## Dataset content

>> Begin

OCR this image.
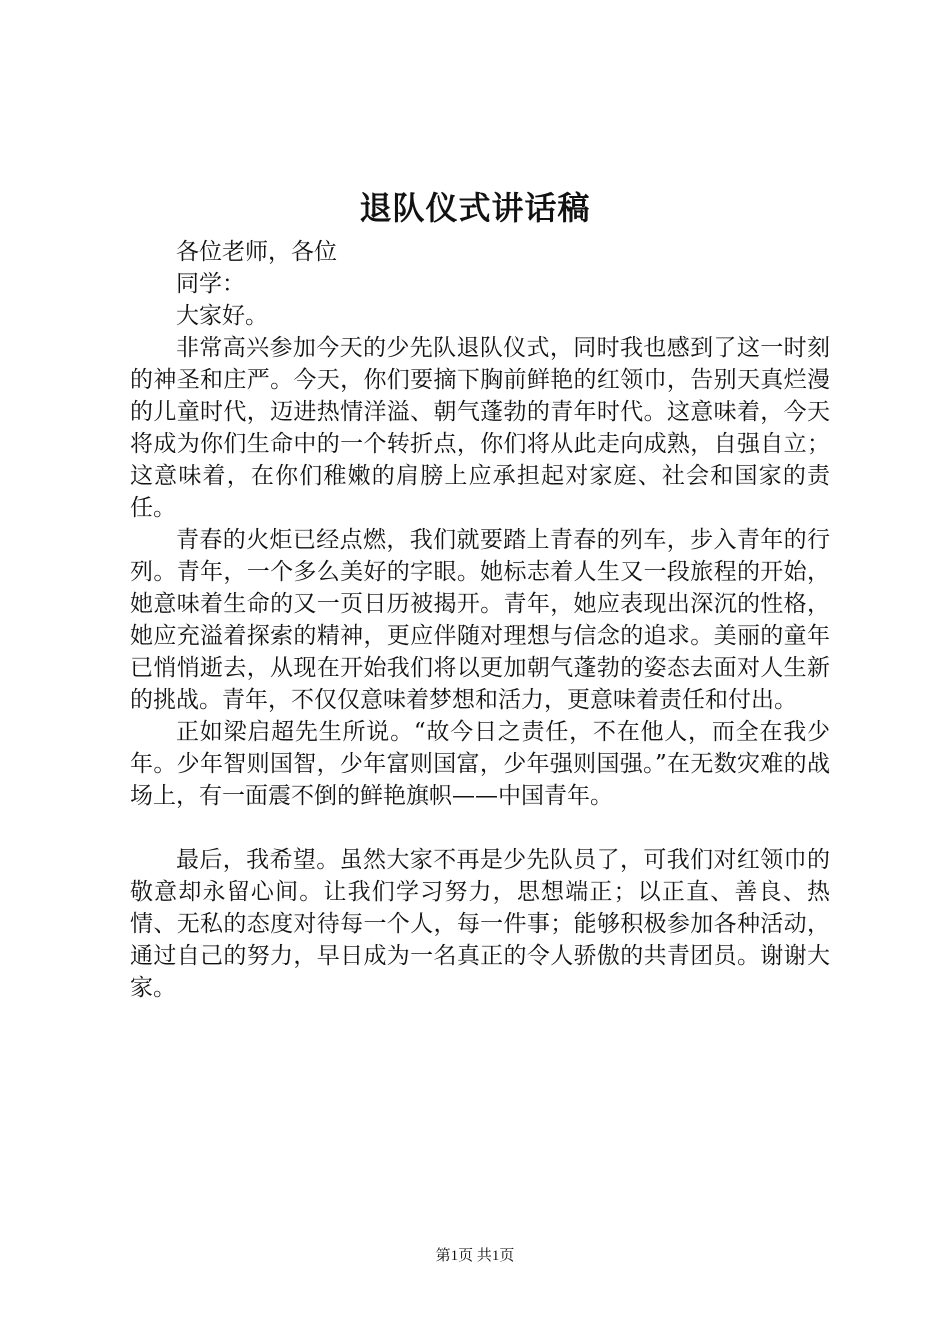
退队仪式讲话稿

各位老师，各位

同学：

大家好。

非常高兴参加今天的少先队退队仪式，同时我也感到了这一时刻的神圣和庄严。今天，你们要摘下胸前鲜艳的红领巾，告别天真烂漫的儿童时代，迈进热情洋溢、朝气蓬勃的青年时代。这意味着，今天将成为你们生命中的一个转折点，你们将从此走向成熟，自强自立；这意味着，在你们稚嫩的肩膀上应承担起对家庭、社会和国家的责任。

青春的火炬已经点燃，我们就要踏上青春的列车，步入青年的行列。青年，一个多么美好的字眼。她标志着人生又一段旅程的开始，她意味着生命的又一页日历被揭开。青年，她应表现出深沉的性格，她应充溢着探索的精神，更应伴随对理想与信念的追求。美丽的童年已悄悄逝去，从现在开始我们将以更加朝气蓬勃的姿态去面对人生新的挑战。青年，不仅仅意味着梦想和活力，更意味着责任和付出。

正如梁启超先生所说。“故今日之责任，不在他人，而全在我少年。少年智则国智，少年富则国富，少年强则国强。”在无数灾难的战场上，有一面震不倒的鲜艳旗帜——中国青年。

最后，我希望。虽然大家不再是少先队员了，可我们对红领巾的敬意却永留心间。让我们学习努力，思想端正；以正直、善良、热情、无私的态度对待每一个人，每一件事；能够积极参加各种活动，通过自己的努力，早日成为一名真正的令人骄傲的共青团员。谢谢大家。

第1页 共1页
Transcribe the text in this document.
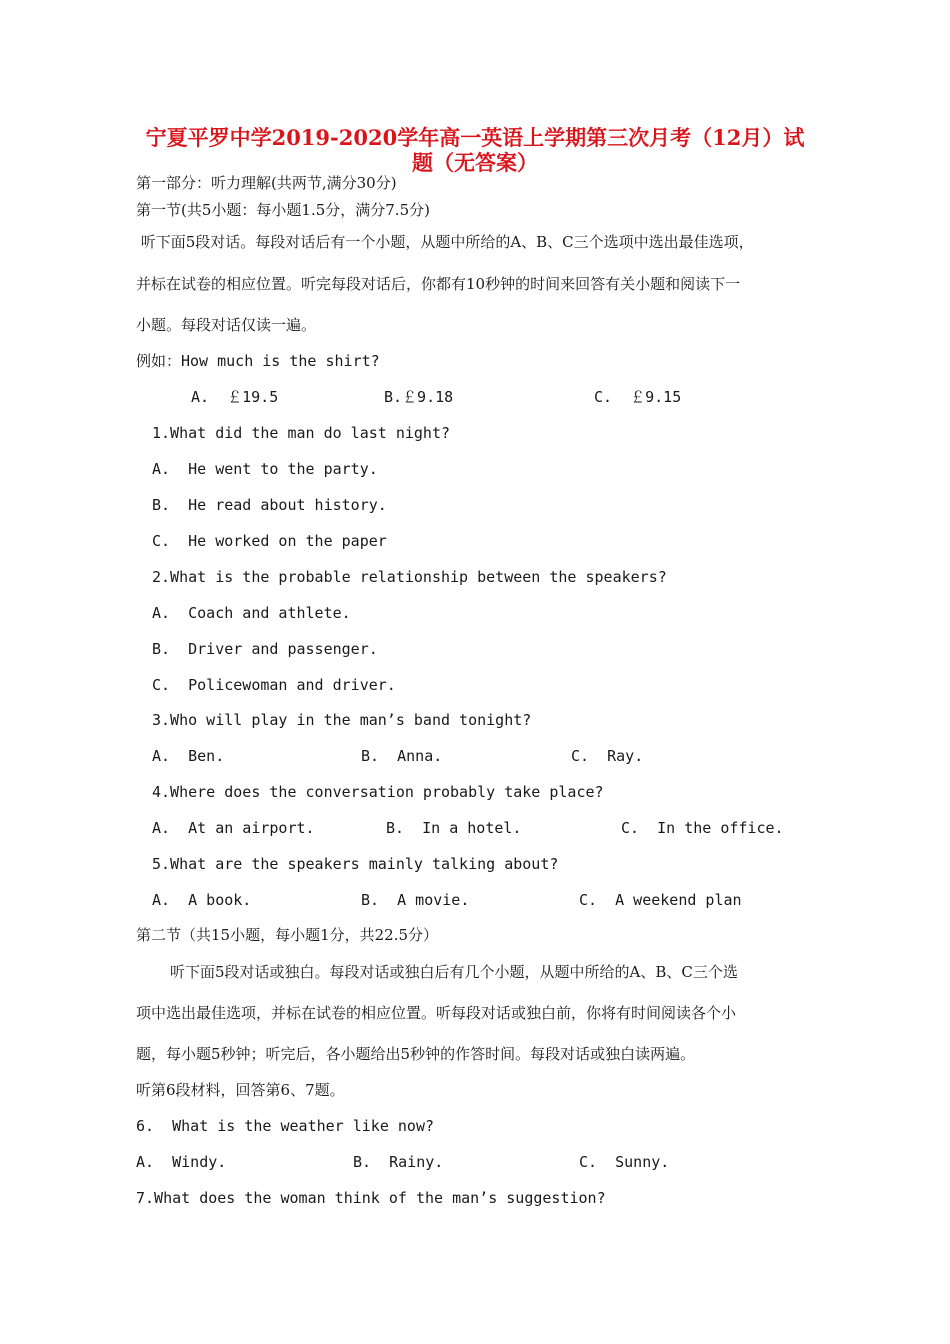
宁夏平罗中学2019-2020学年高一英语上学期第三次月考（12月）试
题（无答案）
第一部分：听力理解(共两节,满分30分)
第一节(共5小题：每小题1.5分，满分7.5分)
听下面5段对话。每段对话后有一个小题，从题中所给的A、B、C三个选项中选出最佳选项，
并标在试卷的相应位置。听完每段对话后，你都有10秒钟的时间来回答有关小题和阅读下一
小题。每段对话仅读一遍。
例如：How much is the shirt?
A.  ￡19.5	B.￡9.18	C.  ￡9.15
1.What did the man do last night?
A.  He went to the party.
B.  He read about history.
C.  He worked on the paper
2.What is the probable relationship between the speakers?
A.  Coach and athlete.
B.  Driver and passenger.
C.  Policewoman and driver.
3.Who will play in the man’s band tonight?
A.  Ben.	B.  Anna.	C.  Ray.
4.Where does the conversation probably take place?
A.  At an airport.	B.  In a hotel.	C.  In the office.
5.What are the speakers mainly talking about?
A.  A book.	B.  A movie.	C.  A weekend plan
第二节（共15小题，每小题1分，共22.5分）
听下面5段对话或独白。每段对话或独白后有几个小题，从题中所给的A、B、C三个选
项中选出最佳选项，并标在试卷的相应位置。听每段对话或独白前，你将有时间阅读各个小
题，每小题5秒钟；听完后，各小题给出5秒钟的作答时间。每段对话或独白读两遍。
听第6段材料，回答第6、7题。
6.  What is the weather like now?
A.  Windy.	B.  Rainy.	C.  Sunny.
7.What does the woman think of the man’s suggestion?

>> End

## Set exercise
List the lines of the records where "从题中所给的A" occurs.

## Answer to the problem
听下面5段对话。每段对话后有一个小题，从题中所给的A、B、C三个选项中选出最佳选项，
听下面5段对话或独白。每段对话或独白后有几个小题，从题中所给的A、B、C三个选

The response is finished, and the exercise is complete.